* TASK DETAILS
Work out how many lines in the listing below include the word "Windows"; answer with the number alone.

* GIVEN RECORDS
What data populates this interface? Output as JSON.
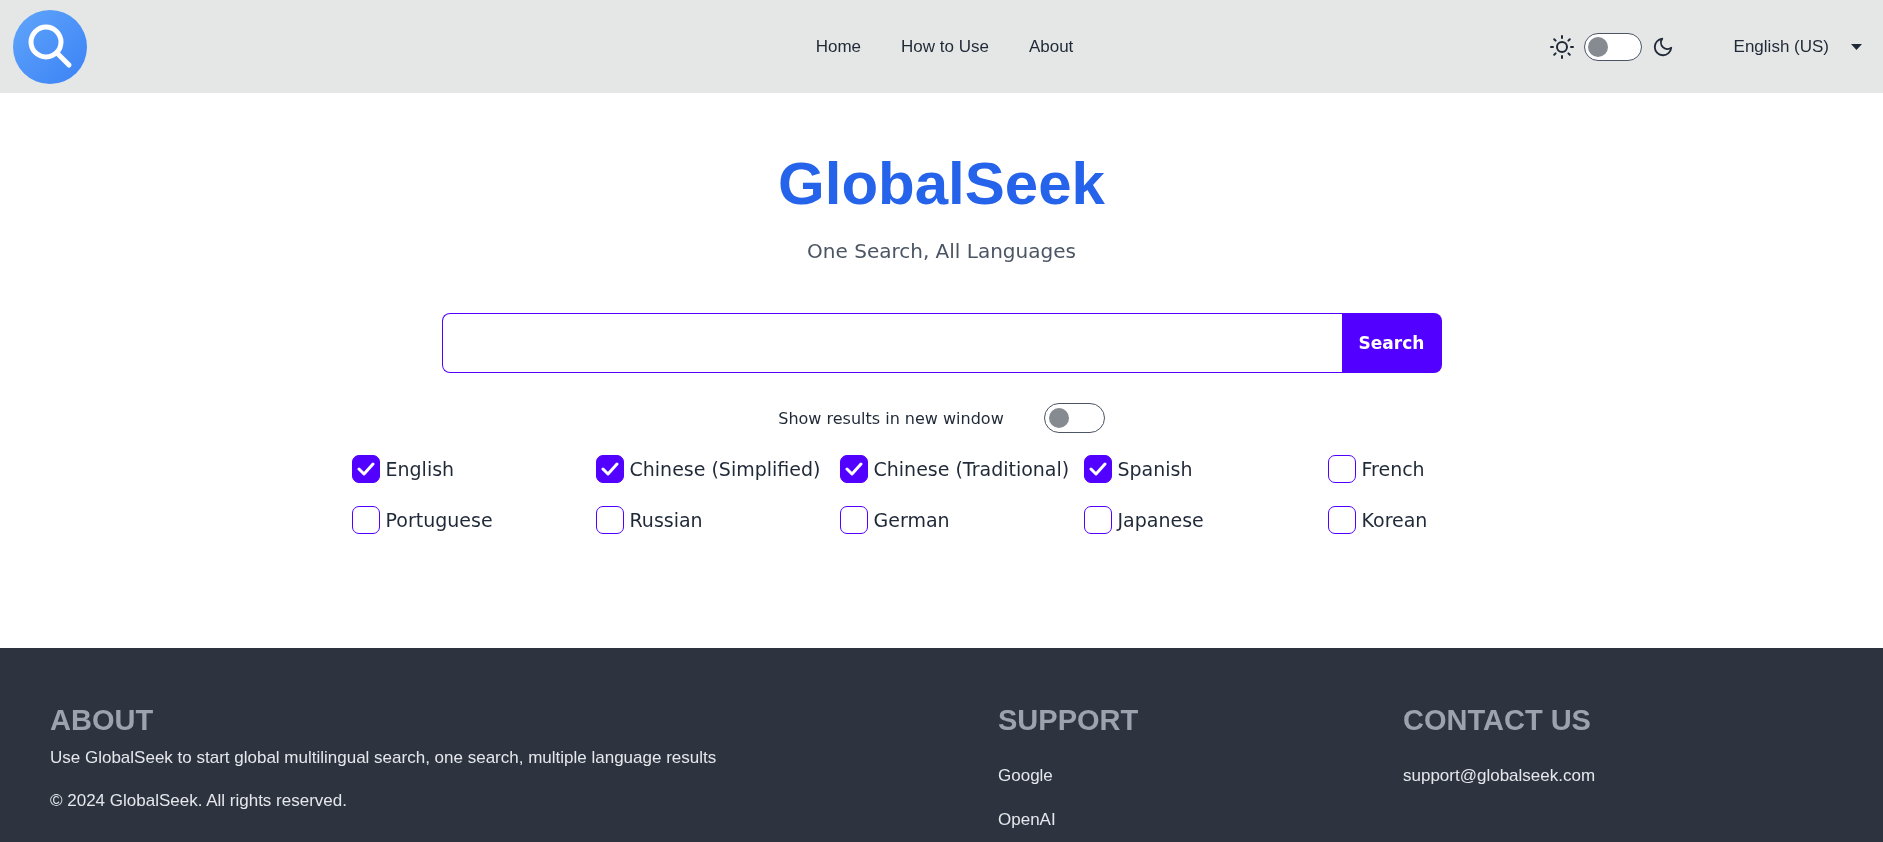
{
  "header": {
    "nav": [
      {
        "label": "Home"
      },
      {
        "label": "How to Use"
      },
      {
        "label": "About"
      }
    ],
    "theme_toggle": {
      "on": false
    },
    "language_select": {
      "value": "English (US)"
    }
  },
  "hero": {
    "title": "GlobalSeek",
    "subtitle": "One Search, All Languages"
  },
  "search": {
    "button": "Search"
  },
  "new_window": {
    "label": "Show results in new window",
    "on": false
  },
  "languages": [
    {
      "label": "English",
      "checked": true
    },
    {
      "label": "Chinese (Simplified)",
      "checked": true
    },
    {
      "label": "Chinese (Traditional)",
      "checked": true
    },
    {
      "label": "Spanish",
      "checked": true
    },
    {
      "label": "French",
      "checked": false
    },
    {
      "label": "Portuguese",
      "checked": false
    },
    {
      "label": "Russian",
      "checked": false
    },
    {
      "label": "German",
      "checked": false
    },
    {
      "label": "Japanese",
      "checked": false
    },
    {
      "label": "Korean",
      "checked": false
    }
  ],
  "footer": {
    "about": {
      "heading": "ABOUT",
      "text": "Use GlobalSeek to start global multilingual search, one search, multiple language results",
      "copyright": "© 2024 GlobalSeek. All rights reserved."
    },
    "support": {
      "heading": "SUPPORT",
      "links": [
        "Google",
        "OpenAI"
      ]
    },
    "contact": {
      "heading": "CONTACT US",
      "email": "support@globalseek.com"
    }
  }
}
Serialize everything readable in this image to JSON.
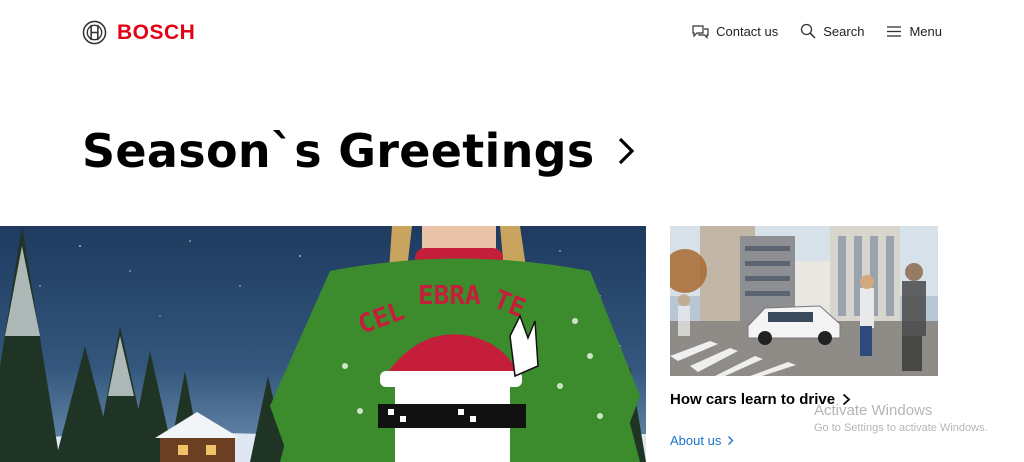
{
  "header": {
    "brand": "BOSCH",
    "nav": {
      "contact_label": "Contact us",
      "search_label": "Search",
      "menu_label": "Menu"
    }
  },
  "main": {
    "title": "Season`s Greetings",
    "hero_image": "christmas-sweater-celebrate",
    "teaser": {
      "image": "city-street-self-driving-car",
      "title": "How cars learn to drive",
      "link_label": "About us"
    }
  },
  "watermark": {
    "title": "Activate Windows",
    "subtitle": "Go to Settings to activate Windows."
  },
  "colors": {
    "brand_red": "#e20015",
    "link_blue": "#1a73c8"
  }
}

* EXPECTED ANSWER
2